▸ **Records for processing**
(begin)
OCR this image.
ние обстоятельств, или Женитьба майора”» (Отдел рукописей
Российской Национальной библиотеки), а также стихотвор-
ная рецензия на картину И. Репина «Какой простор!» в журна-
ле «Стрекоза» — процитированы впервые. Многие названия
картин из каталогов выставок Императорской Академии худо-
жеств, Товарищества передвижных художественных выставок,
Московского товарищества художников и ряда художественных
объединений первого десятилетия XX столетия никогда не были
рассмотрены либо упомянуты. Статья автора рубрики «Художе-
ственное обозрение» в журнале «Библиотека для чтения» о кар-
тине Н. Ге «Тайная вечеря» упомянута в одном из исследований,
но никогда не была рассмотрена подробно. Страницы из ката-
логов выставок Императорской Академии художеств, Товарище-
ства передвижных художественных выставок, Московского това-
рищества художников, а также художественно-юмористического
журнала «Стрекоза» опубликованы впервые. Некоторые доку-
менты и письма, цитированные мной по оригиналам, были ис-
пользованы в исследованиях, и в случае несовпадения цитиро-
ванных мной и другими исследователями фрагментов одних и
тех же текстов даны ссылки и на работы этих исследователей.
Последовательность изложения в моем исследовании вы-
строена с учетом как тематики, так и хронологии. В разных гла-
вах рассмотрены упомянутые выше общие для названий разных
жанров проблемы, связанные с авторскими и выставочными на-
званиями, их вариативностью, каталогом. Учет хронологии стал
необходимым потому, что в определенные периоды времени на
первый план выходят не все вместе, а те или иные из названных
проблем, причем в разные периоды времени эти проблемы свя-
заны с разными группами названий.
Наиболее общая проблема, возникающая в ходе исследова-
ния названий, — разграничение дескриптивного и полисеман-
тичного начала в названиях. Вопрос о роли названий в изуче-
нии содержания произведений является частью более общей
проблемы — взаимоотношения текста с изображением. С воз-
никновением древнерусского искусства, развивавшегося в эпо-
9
(end)
Exactly reproduce all of the entries above.

▸ **Answer to this exercise**
OCR this image.
ние обстоятельств, или Женитьба майора”» (Отдел рукописей
Российской Национальной библиотеки), а также стихотвор-
ная рецензия на картину И. Репина «Какой простор!» в журна-
ле «Стрекоза» — процитированы впервые. Многие названия
картин из каталогов выставок Императорской Академии худо-
жеств, Товарищества передвижных художественных выставок,
Московского товарищества художников и ряда художественных
объединений первого десятилетия XX столетия никогда не были
рассмотрены либо упомянуты. Статья автора рубрики «Художе-
ственное обозрение» в журнале «Библиотека для чтения» о кар-
тине Н. Ге «Тайная вечеря» упомянута в одном из исследований,
но никогда не была рассмотрена подробно. Страницы из ката-
логов выставок Императорской Академии художеств, Товарище-
ства передвижных художественных выставок, Московского това-
рищества художников, а также художественно-юмористического
журнала «Стрекоза» опубликованы впервые. Некоторые доку-
менты и письма, цитированные мной по оригиналам, были ис-
пользованы в исследованиях, и в случае несовпадения цитиро-
ванных мной и другими исследователями фрагментов одних и
тех же текстов даны ссылки и на работы этих исследователей.
Последовательность изложения в моем исследовании вы-
строена с учетом как тематики, так и хронологии. В разных гла-
вах рассмотрены упомянутые выше общие для названий разных
жанров проблемы, связанные с авторскими и выставочными на-
званиями, их вариативностью, каталогом. Учет хронологии стал
необходимым потому, что в определенные периоды времени на
первый план выходят не все вместе, а те или иные из названных
проблем, причем в разные периоды времени эти проблемы свя-
заны с разными группами названий.
Наиболее общая проблема, возникающая в ходе исследова-
ния названий, — разграничение дескриптивного и полисеман-
тичного начала в названиях. Вопрос о роли названий в изуче-
нии содержания произведений является частью более общей
проблемы — взаимоотношения текста с изображением. С воз-
никновением древнерусского искусства, развивавшегося в эпо-
9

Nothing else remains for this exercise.